## Required task
Copy the items starting with the line that contains "32, 129, 47]" and going on through the line that contains "143, 372, 165]", swapping "stool" for "chair" and leaving everything else as it is. Give only those lines.

## Given information
-------

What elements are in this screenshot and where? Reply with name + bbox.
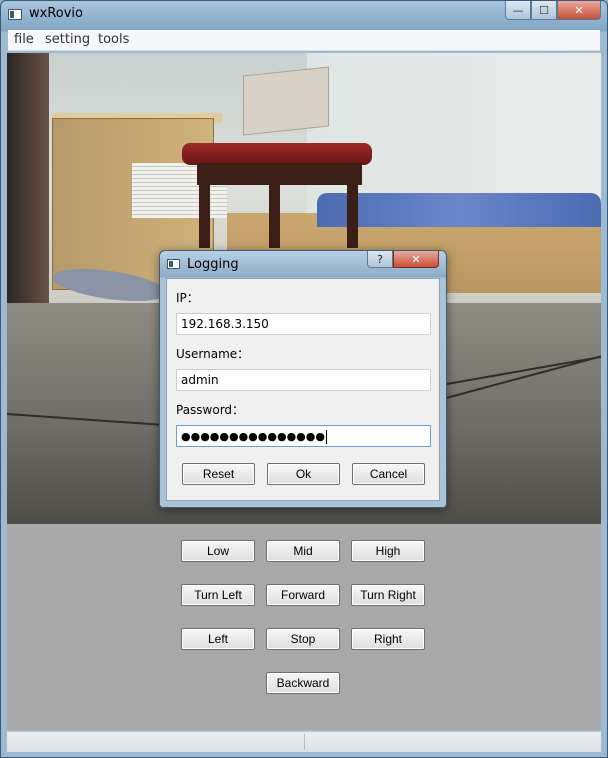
menu-tools[interactable]: tools	[98, 32, 129, 47]
camera-curtain	[7, 53, 49, 303]
camera-stool-leg	[269, 178, 280, 248]
close-button[interactable]: ✕	[557, 1, 601, 20]
camera-stool-seat	[182, 143, 372, 165]
dialog-help-button[interactable]: ?	[367, 251, 393, 268]
speed-high-button[interactable]: High	[351, 540, 425, 562]
caption-buttons: — ☐ ✕	[505, 1, 601, 21]
camera-box	[243, 66, 329, 136]
menu-setting[interactable]: setting	[45, 32, 90, 47]
speed-low-button[interactable]: Low	[181, 540, 255, 562]
password-field[interactable]: ●●●●●●●●●●●●●●●	[176, 425, 431, 447]
window-title: wxRovio	[29, 6, 83, 21]
turn-right-button[interactable]: Turn Right	[351, 584, 425, 606]
dialog-app-icon	[167, 259, 180, 269]
menu-file[interactable]: file	[14, 32, 34, 47]
reset-button[interactable]: Reset	[182, 463, 255, 485]
text-caret	[325, 429, 327, 444]
camera-bed-cover	[317, 193, 601, 227]
forward-button[interactable]: Forward	[266, 584, 340, 606]
password-label: Password：	[176, 403, 245, 417]
minimize-button[interactable]: —	[505, 1, 531, 20]
ip-field[interactable]: 192.168.3.150	[176, 313, 431, 335]
menu-bar: file setting tools	[8, 30, 600, 51]
status-separator	[304, 734, 305, 750]
logging-dialog: Logging ? ✕ IP： 192.168.3.150 Username： …	[159, 250, 447, 508]
dialog-title: Logging	[187, 257, 239, 272]
cancel-button[interactable]: Cancel	[352, 463, 425, 485]
ok-button[interactable]: Ok	[267, 463, 340, 485]
right-button[interactable]: Right	[351, 628, 425, 650]
password-mask: ●●●●●●●●●●●●●●●	[181, 430, 325, 443]
dialog-close-button[interactable]: ✕	[393, 251, 439, 268]
ip-label: IP：	[176, 291, 199, 305]
app-icon	[8, 9, 22, 20]
username-label: Username：	[176, 347, 250, 361]
title-bar[interactable]: wxRovio — ☐ ✕	[1, 1, 607, 29]
backward-button[interactable]: Backward	[266, 672, 340, 694]
dialog-body: IP： 192.168.3.150 Username： admin Passwo…	[166, 278, 440, 501]
status-bar	[7, 731, 601, 752]
left-button[interactable]: Left	[181, 628, 255, 650]
speed-mid-button[interactable]: Mid	[266, 540, 340, 562]
camera-stool-leg	[199, 178, 210, 248]
maximize-button[interactable]: ☐	[531, 1, 557, 20]
username-field[interactable]: admin	[176, 369, 431, 391]
stop-button[interactable]: Stop	[266, 628, 340, 650]
turn-left-button[interactable]: Turn Left	[181, 584, 255, 606]
camera-stool-leg	[347, 178, 358, 248]
control-panel: Low Mid High Turn Left Forward Turn Righ…	[7, 524, 601, 730]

-------

## Answer
menu-tools[interactable]: tools	[98, 32, 129, 47]
camera-curtain	[7, 53, 49, 303]
camera-chair-leg	[269, 178, 280, 248]
close-button[interactable]: ✕	[557, 1, 601, 20]
camera-chair-seat	[182, 143, 372, 165]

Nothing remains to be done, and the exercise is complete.